Stored records:
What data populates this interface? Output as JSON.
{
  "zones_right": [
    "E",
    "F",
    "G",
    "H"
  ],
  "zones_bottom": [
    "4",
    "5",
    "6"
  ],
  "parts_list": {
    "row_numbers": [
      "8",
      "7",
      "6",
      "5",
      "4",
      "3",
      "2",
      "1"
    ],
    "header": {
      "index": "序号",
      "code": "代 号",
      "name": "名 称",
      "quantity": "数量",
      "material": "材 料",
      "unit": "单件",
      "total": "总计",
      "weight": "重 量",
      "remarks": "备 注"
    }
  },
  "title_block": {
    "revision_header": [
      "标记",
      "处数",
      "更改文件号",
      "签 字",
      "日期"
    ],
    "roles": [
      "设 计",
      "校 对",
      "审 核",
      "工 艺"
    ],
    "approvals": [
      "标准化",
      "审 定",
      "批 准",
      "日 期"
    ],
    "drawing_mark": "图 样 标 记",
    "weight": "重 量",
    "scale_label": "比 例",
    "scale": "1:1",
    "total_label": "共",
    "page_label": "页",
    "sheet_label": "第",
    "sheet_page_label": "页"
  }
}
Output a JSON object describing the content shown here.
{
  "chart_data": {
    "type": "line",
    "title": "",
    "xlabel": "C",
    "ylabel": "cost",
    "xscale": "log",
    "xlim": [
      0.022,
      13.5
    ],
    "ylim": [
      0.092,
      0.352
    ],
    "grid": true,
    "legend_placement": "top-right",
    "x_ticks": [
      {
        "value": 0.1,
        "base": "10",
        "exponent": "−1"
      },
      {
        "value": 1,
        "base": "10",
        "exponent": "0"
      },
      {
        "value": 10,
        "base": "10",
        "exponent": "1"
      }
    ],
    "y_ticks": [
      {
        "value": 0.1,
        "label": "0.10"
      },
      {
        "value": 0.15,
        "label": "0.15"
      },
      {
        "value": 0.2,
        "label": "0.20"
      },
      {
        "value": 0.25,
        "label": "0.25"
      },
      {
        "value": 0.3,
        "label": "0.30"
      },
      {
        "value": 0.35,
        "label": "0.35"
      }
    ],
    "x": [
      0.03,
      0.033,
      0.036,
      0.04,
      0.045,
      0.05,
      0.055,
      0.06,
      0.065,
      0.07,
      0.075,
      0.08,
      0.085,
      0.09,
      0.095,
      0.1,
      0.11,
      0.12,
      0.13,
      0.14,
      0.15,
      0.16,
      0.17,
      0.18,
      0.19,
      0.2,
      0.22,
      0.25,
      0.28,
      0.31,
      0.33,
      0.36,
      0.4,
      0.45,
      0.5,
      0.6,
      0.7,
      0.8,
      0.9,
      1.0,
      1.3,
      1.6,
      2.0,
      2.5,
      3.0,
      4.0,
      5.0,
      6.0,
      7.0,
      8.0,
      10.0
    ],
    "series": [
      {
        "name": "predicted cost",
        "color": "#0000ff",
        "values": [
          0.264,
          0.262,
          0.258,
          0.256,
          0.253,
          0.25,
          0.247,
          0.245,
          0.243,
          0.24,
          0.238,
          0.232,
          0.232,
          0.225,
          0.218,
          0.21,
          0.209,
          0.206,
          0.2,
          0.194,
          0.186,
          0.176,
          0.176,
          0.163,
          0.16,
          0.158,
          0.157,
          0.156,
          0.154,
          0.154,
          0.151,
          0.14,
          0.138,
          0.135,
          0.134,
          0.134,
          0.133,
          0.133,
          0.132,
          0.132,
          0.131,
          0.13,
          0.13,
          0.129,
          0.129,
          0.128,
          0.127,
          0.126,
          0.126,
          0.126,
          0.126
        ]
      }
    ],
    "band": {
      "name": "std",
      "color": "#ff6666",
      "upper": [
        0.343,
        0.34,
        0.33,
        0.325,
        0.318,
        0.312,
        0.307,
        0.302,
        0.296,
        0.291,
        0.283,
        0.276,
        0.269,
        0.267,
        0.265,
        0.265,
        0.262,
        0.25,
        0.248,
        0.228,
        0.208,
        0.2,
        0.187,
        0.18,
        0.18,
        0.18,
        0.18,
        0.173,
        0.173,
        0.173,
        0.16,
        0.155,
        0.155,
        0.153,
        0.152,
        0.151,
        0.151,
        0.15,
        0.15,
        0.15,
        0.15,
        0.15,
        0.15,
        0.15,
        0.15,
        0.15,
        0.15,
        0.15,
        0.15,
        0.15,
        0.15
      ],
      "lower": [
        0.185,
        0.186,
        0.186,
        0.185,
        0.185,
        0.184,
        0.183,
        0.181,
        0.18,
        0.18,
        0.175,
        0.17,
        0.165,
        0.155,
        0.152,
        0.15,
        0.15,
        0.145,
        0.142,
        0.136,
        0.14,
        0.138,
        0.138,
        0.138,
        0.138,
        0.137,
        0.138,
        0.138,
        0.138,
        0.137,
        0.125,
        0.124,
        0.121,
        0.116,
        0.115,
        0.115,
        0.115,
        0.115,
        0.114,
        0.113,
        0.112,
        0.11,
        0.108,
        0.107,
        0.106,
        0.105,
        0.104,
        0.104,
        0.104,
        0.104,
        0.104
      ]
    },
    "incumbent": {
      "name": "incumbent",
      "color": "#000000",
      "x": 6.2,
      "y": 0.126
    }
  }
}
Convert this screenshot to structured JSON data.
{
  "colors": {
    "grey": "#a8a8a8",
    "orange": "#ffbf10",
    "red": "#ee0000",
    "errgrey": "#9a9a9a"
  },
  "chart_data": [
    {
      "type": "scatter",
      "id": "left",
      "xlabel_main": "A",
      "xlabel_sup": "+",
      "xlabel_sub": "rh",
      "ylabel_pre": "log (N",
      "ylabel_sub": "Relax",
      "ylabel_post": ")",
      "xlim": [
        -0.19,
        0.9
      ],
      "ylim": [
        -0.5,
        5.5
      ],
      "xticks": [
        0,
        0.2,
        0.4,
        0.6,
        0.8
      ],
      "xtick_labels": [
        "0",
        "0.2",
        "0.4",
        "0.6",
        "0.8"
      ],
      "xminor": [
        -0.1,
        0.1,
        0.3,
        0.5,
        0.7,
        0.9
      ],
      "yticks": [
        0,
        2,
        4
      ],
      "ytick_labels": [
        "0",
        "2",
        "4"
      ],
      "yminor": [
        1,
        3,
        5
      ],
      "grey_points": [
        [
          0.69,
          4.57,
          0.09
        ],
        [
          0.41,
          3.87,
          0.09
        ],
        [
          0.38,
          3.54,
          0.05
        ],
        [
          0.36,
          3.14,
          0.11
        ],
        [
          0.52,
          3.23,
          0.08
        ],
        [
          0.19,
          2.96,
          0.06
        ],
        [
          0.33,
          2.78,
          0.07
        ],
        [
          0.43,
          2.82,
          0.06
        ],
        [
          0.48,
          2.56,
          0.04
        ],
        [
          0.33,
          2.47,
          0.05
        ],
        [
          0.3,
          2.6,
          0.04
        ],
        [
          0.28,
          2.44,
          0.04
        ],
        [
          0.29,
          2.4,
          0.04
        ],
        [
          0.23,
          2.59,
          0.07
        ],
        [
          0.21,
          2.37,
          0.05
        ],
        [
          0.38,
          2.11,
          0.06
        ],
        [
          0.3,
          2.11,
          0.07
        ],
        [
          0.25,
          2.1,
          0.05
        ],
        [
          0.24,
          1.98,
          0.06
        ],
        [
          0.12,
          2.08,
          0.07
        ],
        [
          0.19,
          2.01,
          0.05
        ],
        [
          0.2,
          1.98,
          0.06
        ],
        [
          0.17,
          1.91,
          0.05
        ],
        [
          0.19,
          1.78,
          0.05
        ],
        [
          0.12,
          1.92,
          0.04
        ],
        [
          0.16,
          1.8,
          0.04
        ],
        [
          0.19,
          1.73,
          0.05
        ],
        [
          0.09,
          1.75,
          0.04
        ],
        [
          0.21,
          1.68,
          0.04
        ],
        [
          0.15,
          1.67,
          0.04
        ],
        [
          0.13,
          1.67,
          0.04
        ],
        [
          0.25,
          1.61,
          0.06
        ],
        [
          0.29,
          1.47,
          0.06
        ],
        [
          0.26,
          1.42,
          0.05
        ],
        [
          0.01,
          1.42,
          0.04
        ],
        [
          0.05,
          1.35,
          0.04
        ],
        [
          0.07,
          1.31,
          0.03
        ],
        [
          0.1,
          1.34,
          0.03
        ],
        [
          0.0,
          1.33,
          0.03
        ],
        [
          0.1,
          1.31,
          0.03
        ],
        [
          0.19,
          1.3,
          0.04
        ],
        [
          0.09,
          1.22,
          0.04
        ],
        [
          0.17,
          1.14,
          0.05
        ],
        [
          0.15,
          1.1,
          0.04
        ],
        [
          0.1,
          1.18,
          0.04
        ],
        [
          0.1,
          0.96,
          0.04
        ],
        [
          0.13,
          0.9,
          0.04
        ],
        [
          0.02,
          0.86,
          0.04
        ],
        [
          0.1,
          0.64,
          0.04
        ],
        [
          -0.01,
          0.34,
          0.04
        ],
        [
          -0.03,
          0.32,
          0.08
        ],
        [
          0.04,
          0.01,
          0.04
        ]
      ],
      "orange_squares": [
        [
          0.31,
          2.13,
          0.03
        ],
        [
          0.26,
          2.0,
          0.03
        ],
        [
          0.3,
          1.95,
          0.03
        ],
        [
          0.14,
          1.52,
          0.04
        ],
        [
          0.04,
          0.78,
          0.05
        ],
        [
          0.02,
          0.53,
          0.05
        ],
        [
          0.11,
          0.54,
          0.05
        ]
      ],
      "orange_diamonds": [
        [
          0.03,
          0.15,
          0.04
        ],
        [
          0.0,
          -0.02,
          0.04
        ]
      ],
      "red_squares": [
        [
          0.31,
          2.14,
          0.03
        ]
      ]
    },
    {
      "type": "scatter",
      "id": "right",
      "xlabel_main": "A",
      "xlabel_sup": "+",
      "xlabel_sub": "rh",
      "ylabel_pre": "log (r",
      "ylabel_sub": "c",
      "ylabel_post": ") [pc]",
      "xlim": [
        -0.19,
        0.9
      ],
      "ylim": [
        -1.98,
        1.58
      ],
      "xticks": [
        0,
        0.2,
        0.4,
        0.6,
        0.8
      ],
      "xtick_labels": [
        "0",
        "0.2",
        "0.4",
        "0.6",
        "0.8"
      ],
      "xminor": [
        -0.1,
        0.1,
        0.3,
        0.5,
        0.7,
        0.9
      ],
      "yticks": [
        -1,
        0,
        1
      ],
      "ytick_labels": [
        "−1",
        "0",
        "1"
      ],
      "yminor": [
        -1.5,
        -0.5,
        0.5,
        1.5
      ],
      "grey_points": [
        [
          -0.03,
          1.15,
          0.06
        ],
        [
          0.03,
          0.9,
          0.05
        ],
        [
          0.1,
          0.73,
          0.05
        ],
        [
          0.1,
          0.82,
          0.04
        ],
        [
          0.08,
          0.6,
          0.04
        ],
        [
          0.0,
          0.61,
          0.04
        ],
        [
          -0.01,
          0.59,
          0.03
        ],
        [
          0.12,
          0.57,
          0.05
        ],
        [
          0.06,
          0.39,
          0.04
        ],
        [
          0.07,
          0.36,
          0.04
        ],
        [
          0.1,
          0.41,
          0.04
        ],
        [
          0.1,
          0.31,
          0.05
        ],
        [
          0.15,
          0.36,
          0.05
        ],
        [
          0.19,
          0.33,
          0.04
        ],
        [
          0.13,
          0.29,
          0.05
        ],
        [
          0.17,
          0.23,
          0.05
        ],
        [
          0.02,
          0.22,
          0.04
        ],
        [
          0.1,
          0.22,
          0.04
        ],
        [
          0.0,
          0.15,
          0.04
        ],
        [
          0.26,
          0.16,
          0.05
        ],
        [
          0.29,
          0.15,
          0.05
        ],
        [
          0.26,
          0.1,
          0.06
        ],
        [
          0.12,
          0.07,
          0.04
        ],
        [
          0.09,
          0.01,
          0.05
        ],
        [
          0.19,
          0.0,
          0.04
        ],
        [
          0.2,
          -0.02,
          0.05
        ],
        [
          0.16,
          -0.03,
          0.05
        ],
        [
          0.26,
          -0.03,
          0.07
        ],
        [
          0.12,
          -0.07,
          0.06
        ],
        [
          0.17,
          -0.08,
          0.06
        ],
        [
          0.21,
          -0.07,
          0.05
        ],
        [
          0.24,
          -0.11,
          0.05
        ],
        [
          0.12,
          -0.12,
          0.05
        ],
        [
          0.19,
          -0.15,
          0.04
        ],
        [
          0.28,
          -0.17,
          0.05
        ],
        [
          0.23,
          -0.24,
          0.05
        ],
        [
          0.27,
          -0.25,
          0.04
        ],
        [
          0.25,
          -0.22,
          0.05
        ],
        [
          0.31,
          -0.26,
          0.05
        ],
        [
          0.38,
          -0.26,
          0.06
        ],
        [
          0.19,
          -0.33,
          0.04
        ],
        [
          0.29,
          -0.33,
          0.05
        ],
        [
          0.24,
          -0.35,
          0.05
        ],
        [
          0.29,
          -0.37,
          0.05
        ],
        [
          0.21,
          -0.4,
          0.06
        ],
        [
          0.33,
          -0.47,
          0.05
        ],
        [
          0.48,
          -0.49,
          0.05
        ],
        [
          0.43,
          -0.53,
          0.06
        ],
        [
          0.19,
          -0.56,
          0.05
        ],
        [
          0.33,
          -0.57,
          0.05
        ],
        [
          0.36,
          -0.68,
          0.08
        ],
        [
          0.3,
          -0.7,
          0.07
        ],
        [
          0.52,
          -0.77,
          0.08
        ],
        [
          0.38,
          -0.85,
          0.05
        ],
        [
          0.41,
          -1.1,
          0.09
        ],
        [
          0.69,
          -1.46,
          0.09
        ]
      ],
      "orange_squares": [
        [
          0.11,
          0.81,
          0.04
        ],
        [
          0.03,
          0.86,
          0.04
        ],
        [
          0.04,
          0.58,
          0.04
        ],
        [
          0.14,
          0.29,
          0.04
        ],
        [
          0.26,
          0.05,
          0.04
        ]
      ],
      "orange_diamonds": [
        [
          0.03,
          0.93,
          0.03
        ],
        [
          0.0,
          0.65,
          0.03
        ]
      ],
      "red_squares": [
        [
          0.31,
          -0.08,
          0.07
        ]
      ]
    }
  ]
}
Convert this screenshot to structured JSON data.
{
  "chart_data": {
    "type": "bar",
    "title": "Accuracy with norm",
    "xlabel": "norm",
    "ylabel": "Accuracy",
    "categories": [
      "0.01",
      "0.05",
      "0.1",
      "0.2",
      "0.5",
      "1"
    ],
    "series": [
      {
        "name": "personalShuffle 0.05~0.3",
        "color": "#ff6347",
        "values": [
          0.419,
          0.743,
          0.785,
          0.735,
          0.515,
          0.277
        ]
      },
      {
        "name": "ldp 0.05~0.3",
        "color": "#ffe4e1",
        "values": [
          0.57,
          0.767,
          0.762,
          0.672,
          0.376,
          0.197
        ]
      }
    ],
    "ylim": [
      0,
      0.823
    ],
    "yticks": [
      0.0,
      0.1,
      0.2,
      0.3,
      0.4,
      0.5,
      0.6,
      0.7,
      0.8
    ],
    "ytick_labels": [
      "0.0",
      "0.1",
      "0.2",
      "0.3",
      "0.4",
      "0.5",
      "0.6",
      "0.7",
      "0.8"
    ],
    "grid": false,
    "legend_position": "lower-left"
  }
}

— GIVEN EXERCISE —
Look over the records above and copy each line that includes the string "JSON".

— RESPONSE TO THIS EXERCISE —
What data populates this interface? Output as JSON.
Output a JSON object describing the content shown here.
Convert this screenshot to structured JSON data.
Convert this screenshot to structured JSON data.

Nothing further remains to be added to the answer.